Texto fornecido:
◆ ◆ ◆ ◆ ◆ ◆ ◆
Excelente pergunta. Na música eu saberia responder isso com bastante facilidade. Mas, na literatura, creio que o processo se dá de três modos: ideia do começo, ideia do fim, demanda de ideia. Às vezes, tenho ideia do começo de algo e resolvo explorar, pra ver aonde vai chegar; às vezes tenho a ideia do fim e resolvo escrever algo para chegar ali. A demanda da ideia, por sua vez, tem sido o mais comum. Quando participo de concursos literários, vejo o que é necessário (limite do tamanho do texto, temática, etc). e escrevo a partir desses parâmetros. Algumas vezes, a isto soma-se a "ideia do começo/fim"; mas, quando não ocorre, faço muito brainstorm (de preferência com outras pessoas) até sair algo que eu diga "ah, com isso eu posso trabalhar". E escrevo. 


O que o inspira a escrever? Quais são seus temas mais recorrentes? 

Fantasia. Mas uma fantasia que vai além de dragões e magos. O que me inspira a escrever são as coisas simples da vida. Assim como Érico Veríssimo, acredito que a verdadeira magia não está nas grandes coisas, mas nas nossas lutas diárias, nas derrotas e vitórias, nos pequenos sorrisos, na vida do dia a dia. Chamo isso de "fantasia do cotidiano". Hoje, acho que mesmo se escrevesse um romance de fantasia, eu ainda escreveria algo utilizando esse recorte. 


Fale sobre os livros que você publicou. 

Por enquanto, tenho apenas um: "Personagens não-bíblicos e suas histórias", obra de ficção cristã. Trata-se de uma antologia contendo 22 contos que abordam o cotidiano de pessoas que teriam vivido nos tempos de Jesus. Os contos enfatizam as coisas simples do dia a dia, possibilitando ao leitor relacionar-se com as personagens e perceber que Deus não está apenas nos grandes acontecimentos, mas em todos eles. Utilizo a cronologia do Novo Testamento para trazer o olhar de personagens que não participaram diretamente dos grandes acontecimentos de sua época, mas que estavam lá vivenciando tudo.
◆ ◆ ◆ ◆ ◆ ◆ ◆
Objetivo 1: Atualize as linhas das entradas entre a que contém "Text: &1: &1 <box>245 271 255 277</box>" e a que contém "Text: OH: OH <box>279 88 295 98</box>", inclusive, trocando "Polygon shape" por "Forma poligonal" e deixando todo o resto como está. Apresente somente essas linhas.

Dados fornecidos:
◆ ◆ ◆ ◆ ◆ ◆ ◆
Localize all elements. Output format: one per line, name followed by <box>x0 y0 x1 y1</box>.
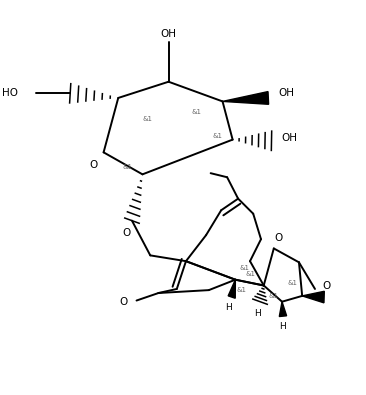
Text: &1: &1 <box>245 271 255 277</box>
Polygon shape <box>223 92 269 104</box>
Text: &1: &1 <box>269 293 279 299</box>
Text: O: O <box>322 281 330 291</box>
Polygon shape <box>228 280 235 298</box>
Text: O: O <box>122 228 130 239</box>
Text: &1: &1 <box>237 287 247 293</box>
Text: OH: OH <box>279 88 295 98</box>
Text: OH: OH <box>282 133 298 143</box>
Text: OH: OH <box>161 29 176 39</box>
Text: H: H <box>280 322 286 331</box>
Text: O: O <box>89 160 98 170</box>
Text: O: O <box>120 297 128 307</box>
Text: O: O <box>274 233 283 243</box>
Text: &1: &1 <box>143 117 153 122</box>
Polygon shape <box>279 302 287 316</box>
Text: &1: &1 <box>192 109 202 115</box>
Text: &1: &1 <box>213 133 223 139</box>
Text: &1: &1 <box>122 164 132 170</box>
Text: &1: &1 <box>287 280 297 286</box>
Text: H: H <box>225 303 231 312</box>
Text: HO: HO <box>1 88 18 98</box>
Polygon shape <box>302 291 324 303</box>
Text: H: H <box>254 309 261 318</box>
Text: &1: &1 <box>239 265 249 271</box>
◆ ◆ ◆ ◆ ◆ ◆ ◆
Objetivo 2: Escreva a continuação da entrevista sobre o processo de escrita e o livro publicado, a partir do ponto em que ela termina.

Resultado da tarefa 1:
Text: &1: &1 <box>245 271 255 277</box>
Forma poligonal <box>223 92 269 104</box>
Text: &1: &1 <box>269 293 279 299</box>
Text: O: O <box>322 281 330 291</box>
Forma poligonal <box>228 280 235 298</box>
Text: O: O <box>122 228 130 239</box>
Text: &1: &1 <box>237 287 247 293</box>
Text: OH: OH <box>279 88 295 98</box>

Resultado da tarefa 2:
Como você tem conseguido viabilizar financeiramente a publicação dos seus trabalhos?

No momento, tudo é graças à editora Cultor de Livros, que acreditou na proposta do livro e o publicou nos moldes tradicionais. Mas além disto, utilizo com bastante intensidade as redes sociais e plataformas on-line gratuitas. O engajamento nas redes sociais é algo que tem impulsionado bastante o meu trabalho.


Quais são seus projetos futuros? 

Só perguntas excelentes. A resposta é simples: não tenho ideia. Como falei, a literatura caiu no meu colo e ainda estou tentando lidar com isso. Não sei até que ponto vou deixar a Música de lado (se é que vou fazer isso) e nem sei que caminho percorrer ainda. Por hora, admito que tenho ideia para pelo menos dois outros livros: um de microcontos/crônicas e outro um romance de fantasia. Mas tudo ainda está bastante no mundo das ideias. A verdade é que não sei bem ainda que caminho escolher. 


Caso queira acrescentar algo a mais que não foi perguntado, fique à vontade. 

Só gostaria de reforçar. Nunca foi tão evidente que o que eu tenho feito não é meu. Não é algo que vem de mim. Deus tem aberto as portas e me presenteado com tudo isso, nunca tive tanta certeza de algo. Na música, quem sabe eu ainda cairia no erro de querer reivindicar alguma glória, uma vez que estudei com afinco o piano, cello, canto lírico, teoria musical para escrever as composições, etc. Mas, por outro lado, na literatura não tenho aporte nenhum. Não dá nem pra tentar. A literatura, para mim, foi um presente de Deus.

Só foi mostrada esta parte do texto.